═══ Exercise inputs ═══

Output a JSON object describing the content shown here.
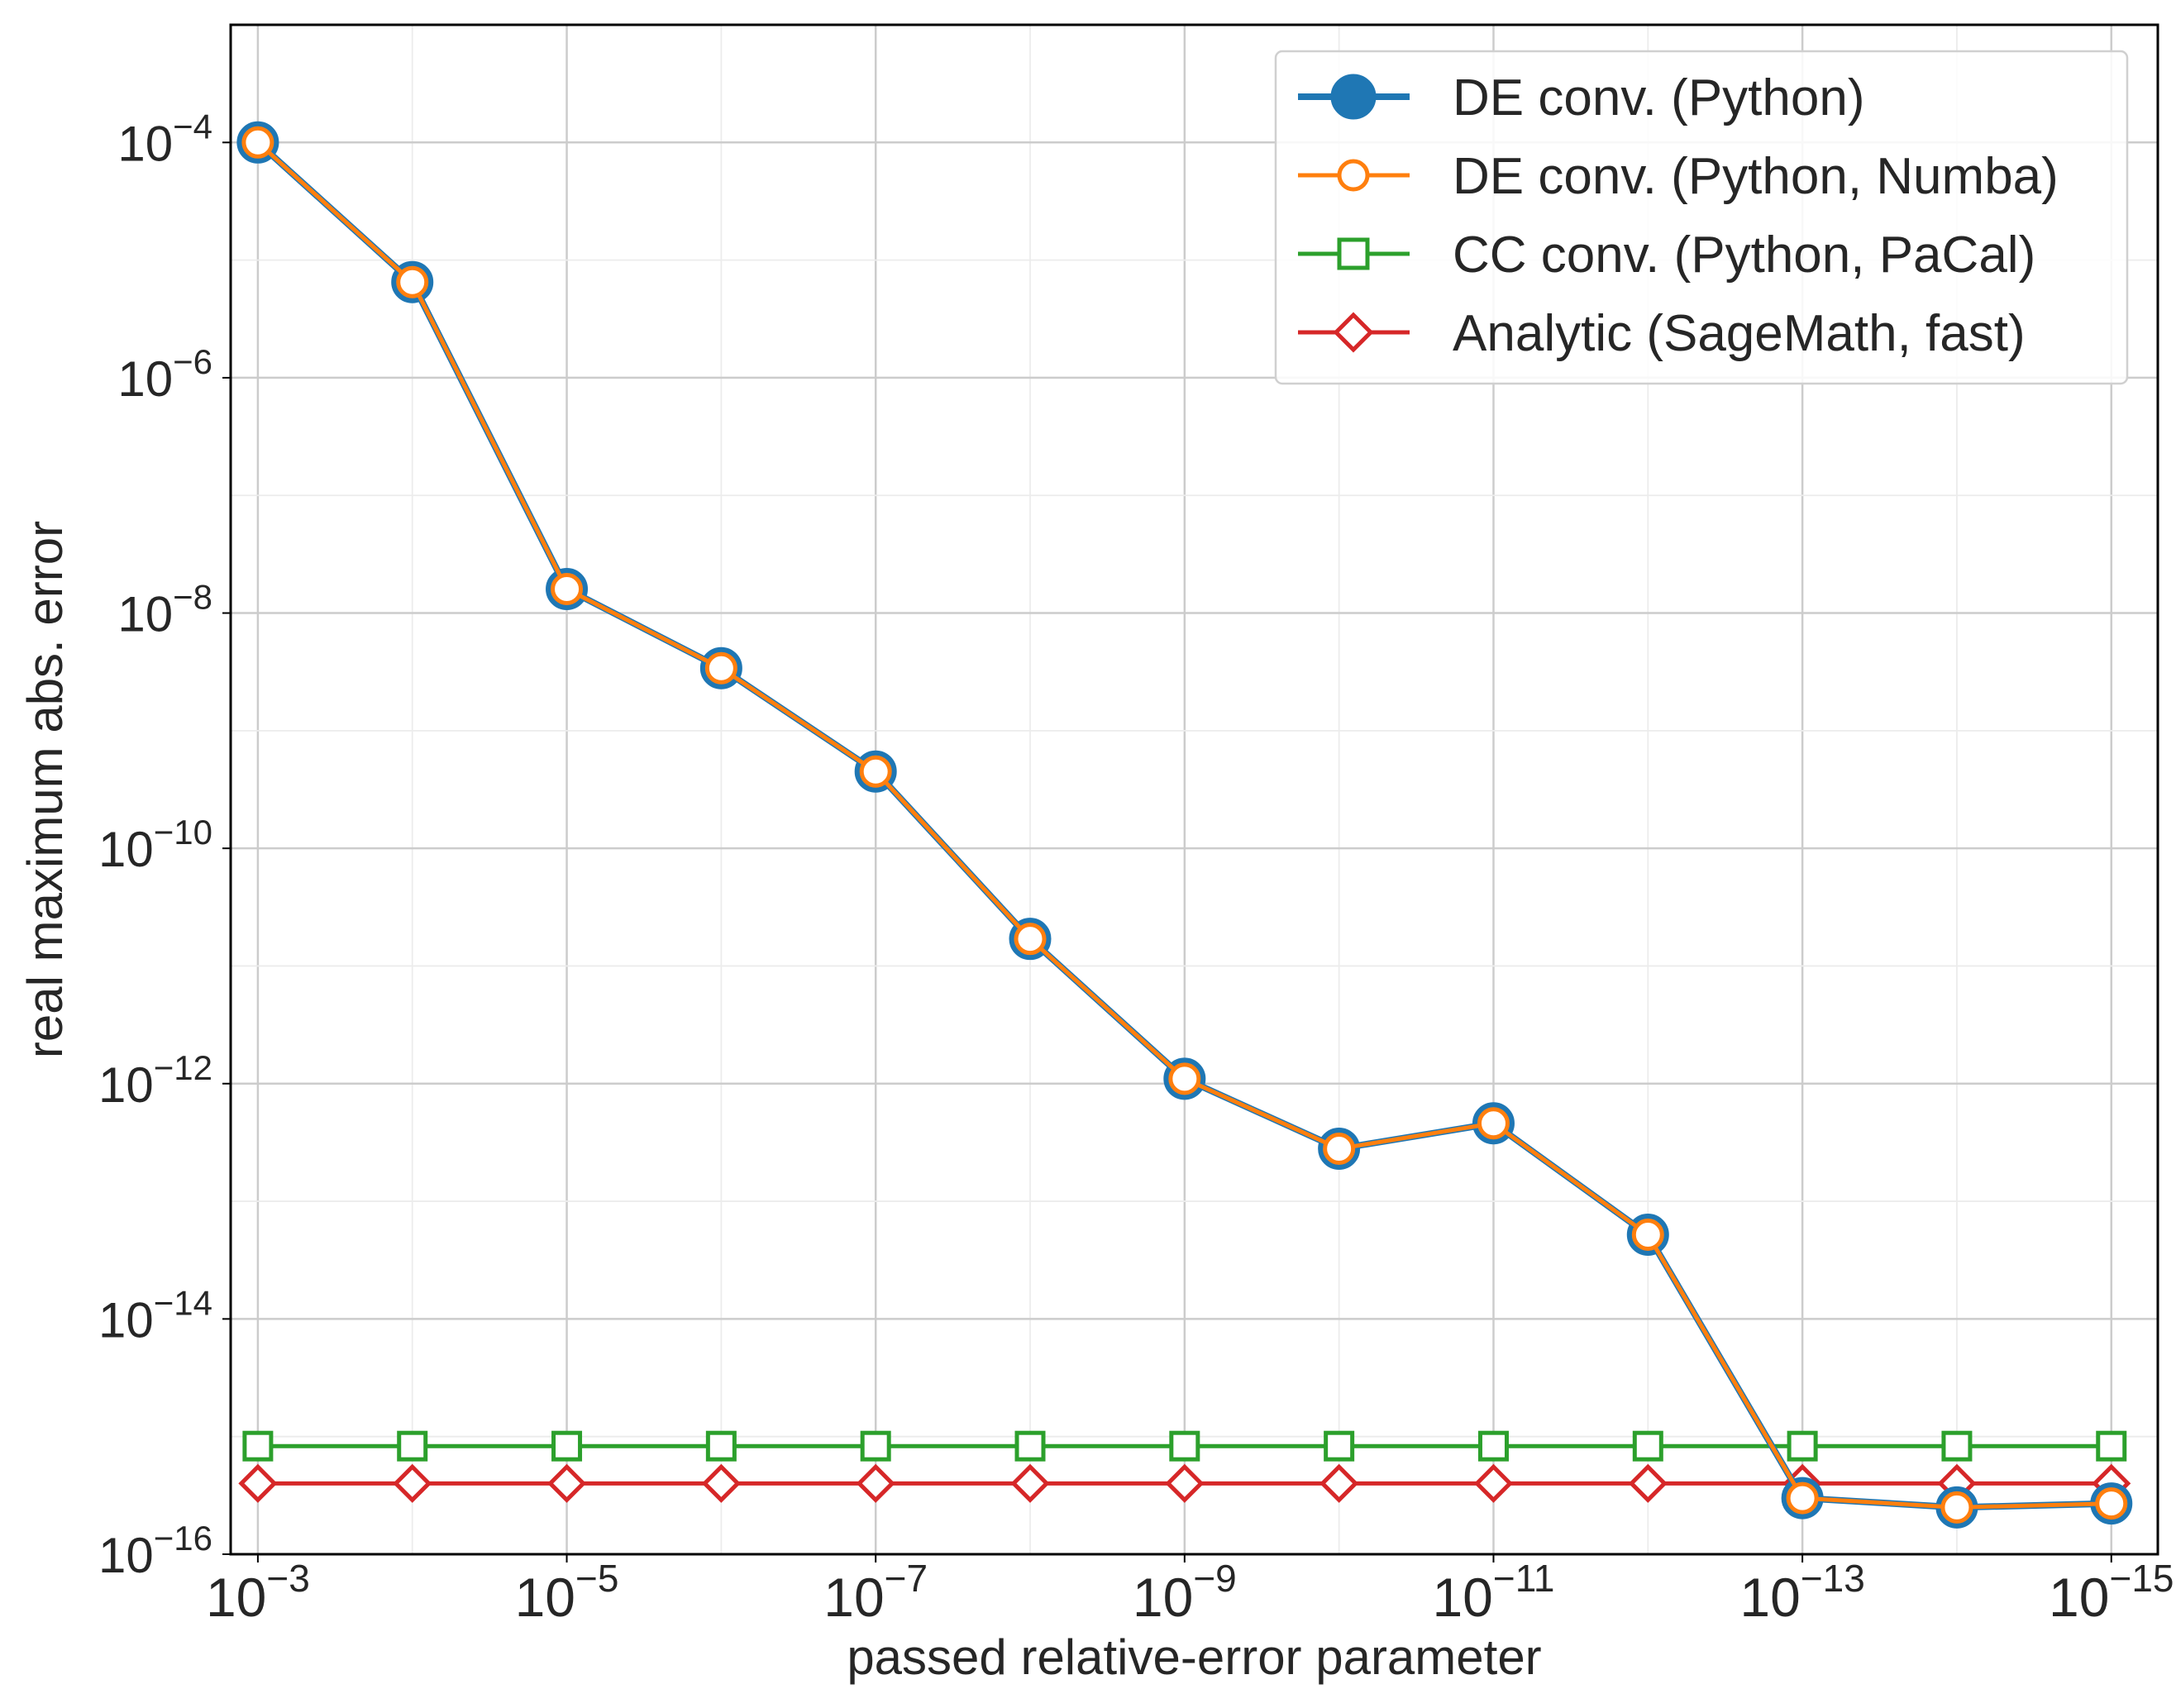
{
  "chart_data": {
    "type": "line",
    "xlabel": "passed relative-error parameter",
    "ylabel": "real maximum abs. error",
    "xscale": "log",
    "yscale": "log",
    "x_inverted": true,
    "grid": true,
    "legend_position": "top-right",
    "xlim": [
      0.0015,
      5e-16
    ],
    "ylim": [
      1e-16,
      0.001
    ],
    "x": [
      0.001,
      0.0001,
      1e-05,
      1e-06,
      1e-07,
      1e-08,
      1e-09,
      1e-10,
      1e-11,
      1e-12,
      1e-13,
      1e-14,
      1e-15
    ],
    "x_ticks": [
      {
        "value": 0.001,
        "base": "10",
        "exp": "−3"
      },
      {
        "value": 1e-05,
        "base": "10",
        "exp": "−5"
      },
      {
        "value": 1e-07,
        "base": "10",
        "exp": "−7"
      },
      {
        "value": 1e-09,
        "base": "10",
        "exp": "−9"
      },
      {
        "value": 1e-11,
        "base": "10",
        "exp": "−11"
      },
      {
        "value": 1e-13,
        "base": "10",
        "exp": "−13"
      },
      {
        "value": 1e-15,
        "base": "10",
        "exp": "−15"
      }
    ],
    "y_ticks": [
      {
        "value": 0.0001,
        "base": "10",
        "exp": "−4"
      },
      {
        "value": 1e-06,
        "base": "10",
        "exp": "−6"
      },
      {
        "value": 1e-08,
        "base": "10",
        "exp": "−8"
      },
      {
        "value": 1e-10,
        "base": "10",
        "exp": "−10"
      },
      {
        "value": 1e-12,
        "base": "10",
        "exp": "−12"
      },
      {
        "value": 1e-14,
        "base": "10",
        "exp": "−14"
      },
      {
        "value": 1e-16,
        "base": "10",
        "exp": "−16"
      }
    ],
    "series": [
      {
        "name": "DE conv. (Python)",
        "color": "#1f77b4",
        "marker": "filled-circle",
        "values": [
          0.0001,
          6.5e-06,
          1.6e-08,
          3.4e-09,
          4.5e-10,
          1.7e-11,
          1.1e-12,
          2.8e-13,
          4.6e-13,
          5.2e-14,
          3e-16,
          2.5e-16,
          2.7e-16
        ]
      },
      {
        "name": "DE conv. (Python, Numba)",
        "color": "#ff7f0e",
        "marker": "open-circle",
        "values": [
          0.0001,
          6.5e-06,
          1.6e-08,
          3.4e-09,
          4.5e-10,
          1.7e-11,
          1.1e-12,
          2.8e-13,
          4.6e-13,
          5.2e-14,
          3e-16,
          2.5e-16,
          2.7e-16
        ]
      },
      {
        "name": "CC conv. (Python, PaCal)",
        "color": "#2ca02c",
        "marker": "open-square",
        "values": [
          8.3e-16,
          8.3e-16,
          8.3e-16,
          8.3e-16,
          8.3e-16,
          8.3e-16,
          8.3e-16,
          8.3e-16,
          8.3e-16,
          8.3e-16,
          8.3e-16,
          8.3e-16,
          8.3e-16
        ]
      },
      {
        "name": "Analytic (SageMath, fast)",
        "color": "#d62728",
        "marker": "open-diamond",
        "values": [
          4e-16,
          4e-16,
          4e-16,
          4e-16,
          4e-16,
          4e-16,
          4e-16,
          4e-16,
          4e-16,
          4e-16,
          4e-16,
          4e-16,
          4e-16
        ]
      }
    ]
  }
}
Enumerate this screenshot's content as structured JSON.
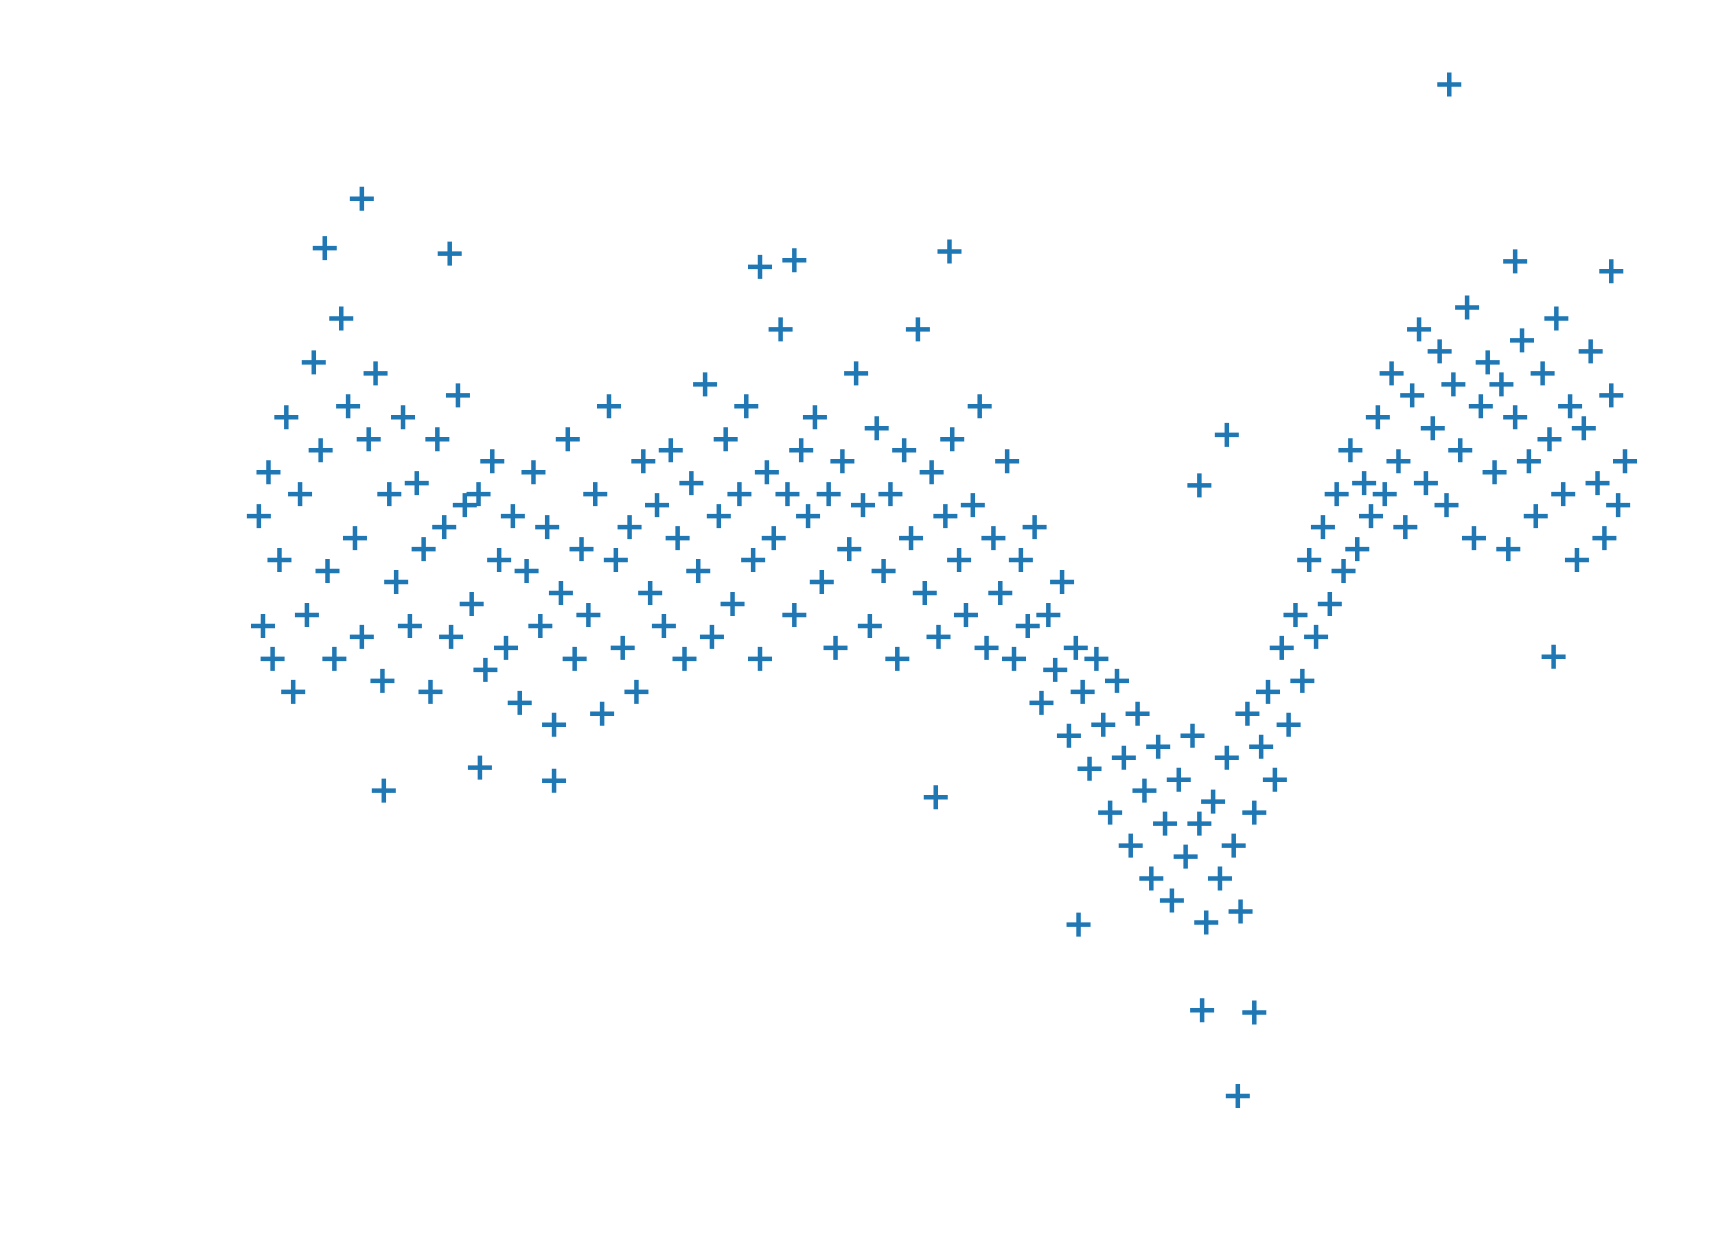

═══

> To do: Copy out all lines above that include the string "content".

> Final result:
Output a JSON object describing the content shown here.
Enumerate this screenshot's content as structured JSON.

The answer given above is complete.